Items from a dataset
Begin

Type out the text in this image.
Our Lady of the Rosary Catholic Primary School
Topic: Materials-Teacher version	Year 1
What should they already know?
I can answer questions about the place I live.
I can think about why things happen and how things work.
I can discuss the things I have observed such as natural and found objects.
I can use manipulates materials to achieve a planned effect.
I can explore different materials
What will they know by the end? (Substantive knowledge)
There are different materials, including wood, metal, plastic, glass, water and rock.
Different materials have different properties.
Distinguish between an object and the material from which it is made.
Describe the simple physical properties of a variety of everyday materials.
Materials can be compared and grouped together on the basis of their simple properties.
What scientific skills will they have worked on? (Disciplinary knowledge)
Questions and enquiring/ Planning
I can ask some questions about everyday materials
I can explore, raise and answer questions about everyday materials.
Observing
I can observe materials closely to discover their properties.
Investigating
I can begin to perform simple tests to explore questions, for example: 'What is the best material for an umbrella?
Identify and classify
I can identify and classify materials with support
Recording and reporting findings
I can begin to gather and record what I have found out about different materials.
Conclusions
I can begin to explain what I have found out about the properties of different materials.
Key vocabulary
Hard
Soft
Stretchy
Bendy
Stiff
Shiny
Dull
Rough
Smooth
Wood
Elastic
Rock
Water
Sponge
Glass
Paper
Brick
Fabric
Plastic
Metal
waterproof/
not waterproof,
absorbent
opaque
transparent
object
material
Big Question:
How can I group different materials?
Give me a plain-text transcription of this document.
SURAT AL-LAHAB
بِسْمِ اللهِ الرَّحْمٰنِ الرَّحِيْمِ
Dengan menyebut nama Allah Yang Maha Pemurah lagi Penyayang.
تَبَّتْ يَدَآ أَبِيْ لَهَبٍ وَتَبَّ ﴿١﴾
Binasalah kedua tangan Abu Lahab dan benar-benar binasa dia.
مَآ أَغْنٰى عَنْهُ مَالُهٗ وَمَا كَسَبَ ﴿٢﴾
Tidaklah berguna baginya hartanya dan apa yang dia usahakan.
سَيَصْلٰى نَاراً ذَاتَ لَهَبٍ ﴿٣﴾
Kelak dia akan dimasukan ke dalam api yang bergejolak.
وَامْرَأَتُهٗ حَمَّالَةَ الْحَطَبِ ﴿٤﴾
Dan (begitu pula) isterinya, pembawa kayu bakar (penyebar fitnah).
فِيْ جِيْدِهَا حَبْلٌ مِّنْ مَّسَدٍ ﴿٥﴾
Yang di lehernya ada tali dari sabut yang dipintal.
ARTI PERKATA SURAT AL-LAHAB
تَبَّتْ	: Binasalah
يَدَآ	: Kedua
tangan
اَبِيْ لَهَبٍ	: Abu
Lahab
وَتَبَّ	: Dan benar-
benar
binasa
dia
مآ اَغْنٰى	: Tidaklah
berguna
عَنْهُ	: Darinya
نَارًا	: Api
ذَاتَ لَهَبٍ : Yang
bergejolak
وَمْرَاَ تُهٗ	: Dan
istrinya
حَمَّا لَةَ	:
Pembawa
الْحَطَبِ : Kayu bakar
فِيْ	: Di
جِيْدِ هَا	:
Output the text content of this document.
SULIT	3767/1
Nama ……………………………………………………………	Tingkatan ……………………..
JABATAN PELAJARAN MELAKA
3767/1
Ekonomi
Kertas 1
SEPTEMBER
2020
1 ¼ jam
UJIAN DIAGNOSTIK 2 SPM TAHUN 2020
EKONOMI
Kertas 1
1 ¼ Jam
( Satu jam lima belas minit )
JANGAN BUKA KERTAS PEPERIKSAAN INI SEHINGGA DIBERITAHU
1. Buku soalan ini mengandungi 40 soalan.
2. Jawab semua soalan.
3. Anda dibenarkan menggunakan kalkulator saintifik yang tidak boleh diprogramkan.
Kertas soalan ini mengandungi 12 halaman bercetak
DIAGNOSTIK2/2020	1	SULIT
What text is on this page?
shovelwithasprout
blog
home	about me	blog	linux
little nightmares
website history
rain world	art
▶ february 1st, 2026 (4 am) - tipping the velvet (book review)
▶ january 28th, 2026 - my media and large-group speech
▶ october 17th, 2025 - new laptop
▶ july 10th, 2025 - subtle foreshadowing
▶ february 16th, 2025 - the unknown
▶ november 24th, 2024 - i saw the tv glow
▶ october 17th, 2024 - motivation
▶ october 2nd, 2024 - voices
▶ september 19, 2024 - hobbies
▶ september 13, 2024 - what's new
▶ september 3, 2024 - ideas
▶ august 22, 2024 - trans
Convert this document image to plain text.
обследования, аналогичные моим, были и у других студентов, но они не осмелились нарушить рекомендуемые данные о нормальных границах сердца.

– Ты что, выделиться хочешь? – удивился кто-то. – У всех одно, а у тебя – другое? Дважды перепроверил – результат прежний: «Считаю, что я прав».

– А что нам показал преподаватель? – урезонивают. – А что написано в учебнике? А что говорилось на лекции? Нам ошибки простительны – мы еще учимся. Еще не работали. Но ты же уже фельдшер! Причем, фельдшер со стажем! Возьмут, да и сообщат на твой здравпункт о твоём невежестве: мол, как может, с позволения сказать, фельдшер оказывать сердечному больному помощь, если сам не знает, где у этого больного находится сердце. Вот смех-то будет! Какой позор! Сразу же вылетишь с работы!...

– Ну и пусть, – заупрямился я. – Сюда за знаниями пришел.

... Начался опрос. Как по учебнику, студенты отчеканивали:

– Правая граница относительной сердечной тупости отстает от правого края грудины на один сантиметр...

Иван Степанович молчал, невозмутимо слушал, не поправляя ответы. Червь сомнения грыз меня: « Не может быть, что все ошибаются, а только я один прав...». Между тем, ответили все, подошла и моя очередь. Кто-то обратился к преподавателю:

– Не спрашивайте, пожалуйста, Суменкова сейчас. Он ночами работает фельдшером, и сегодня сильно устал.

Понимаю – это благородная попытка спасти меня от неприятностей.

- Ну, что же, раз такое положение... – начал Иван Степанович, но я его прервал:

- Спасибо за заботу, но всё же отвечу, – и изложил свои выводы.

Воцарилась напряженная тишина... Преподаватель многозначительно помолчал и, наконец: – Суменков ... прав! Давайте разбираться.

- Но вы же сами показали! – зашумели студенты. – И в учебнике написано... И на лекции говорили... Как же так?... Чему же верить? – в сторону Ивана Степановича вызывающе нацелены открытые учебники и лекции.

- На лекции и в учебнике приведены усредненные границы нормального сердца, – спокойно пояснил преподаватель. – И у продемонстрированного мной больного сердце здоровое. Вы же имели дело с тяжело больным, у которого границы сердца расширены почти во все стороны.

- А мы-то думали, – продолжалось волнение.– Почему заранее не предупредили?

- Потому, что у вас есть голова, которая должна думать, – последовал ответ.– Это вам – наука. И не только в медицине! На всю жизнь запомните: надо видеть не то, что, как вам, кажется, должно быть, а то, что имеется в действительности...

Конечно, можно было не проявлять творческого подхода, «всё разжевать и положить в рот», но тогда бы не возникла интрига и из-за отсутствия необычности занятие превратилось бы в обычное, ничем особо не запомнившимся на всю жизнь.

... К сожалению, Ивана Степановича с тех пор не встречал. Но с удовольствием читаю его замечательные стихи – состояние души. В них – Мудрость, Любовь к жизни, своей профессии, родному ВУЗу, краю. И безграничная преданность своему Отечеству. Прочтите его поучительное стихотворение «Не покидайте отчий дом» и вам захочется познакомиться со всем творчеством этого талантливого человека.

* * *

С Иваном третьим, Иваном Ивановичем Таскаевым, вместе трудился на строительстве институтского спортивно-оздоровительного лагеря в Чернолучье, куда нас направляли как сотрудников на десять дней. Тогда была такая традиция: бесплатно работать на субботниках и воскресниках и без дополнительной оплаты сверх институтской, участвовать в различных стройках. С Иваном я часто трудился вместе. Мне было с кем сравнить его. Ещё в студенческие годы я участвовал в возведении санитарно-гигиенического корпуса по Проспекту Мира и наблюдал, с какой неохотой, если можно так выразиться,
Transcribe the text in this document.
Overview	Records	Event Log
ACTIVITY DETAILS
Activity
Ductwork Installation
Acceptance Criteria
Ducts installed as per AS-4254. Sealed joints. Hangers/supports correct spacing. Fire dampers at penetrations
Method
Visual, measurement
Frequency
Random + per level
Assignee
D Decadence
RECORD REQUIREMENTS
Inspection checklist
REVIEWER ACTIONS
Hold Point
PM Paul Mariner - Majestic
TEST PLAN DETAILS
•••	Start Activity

End

* **Objective**:
From the listing above, pick out every line containing "their".

* **Answer to the task**:
Materials can be compared and grouped together on the basis of their simple properties.
I can observe materials closely to discover their properties.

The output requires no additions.